(Input material)
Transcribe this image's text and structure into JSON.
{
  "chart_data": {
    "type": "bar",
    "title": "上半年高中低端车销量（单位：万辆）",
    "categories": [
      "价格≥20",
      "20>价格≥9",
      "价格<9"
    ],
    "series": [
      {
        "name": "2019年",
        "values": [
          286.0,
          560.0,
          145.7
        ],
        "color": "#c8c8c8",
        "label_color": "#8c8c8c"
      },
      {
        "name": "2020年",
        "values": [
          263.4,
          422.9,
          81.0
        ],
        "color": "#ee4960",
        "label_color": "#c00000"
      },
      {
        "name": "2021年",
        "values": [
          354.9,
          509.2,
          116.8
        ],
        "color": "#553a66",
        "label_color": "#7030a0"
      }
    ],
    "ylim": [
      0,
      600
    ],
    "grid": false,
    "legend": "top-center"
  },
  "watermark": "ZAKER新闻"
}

(Directions) Return what is listed above, exactly and completely.

(Exercise output)
Transcribe this image's text and structure into JSON.
{
  "chart_data": {
    "type": "bar",
    "title": "上半年高中低端车销量（单位：万辆）",
    "categories": [
      "价格≥20",
      "20>价格≥9",
      "价格<9"
    ],
    "series": [
      {
        "name": "2019年",
        "values": [
          286.0,
          560.0,
          145.7
        ],
        "color": "#c8c8c8",
        "label_color": "#8c8c8c"
      },
      {
        "name": "2020年",
        "values": [
          263.4,
          422.9,
          81.0
        ],
        "color": "#ee4960",
        "label_color": "#c00000"
      },
      {
        "name": "2021年",
        "values": [
          354.9,
          509.2,
          116.8
        ],
        "color": "#553a66",
        "label_color": "#7030a0"
      }
    ],
    "ylim": [
      0,
      600
    ],
    "grid": false,
    "legend": "top-center"
  },
  "watermark": "ZAKER新闻"
}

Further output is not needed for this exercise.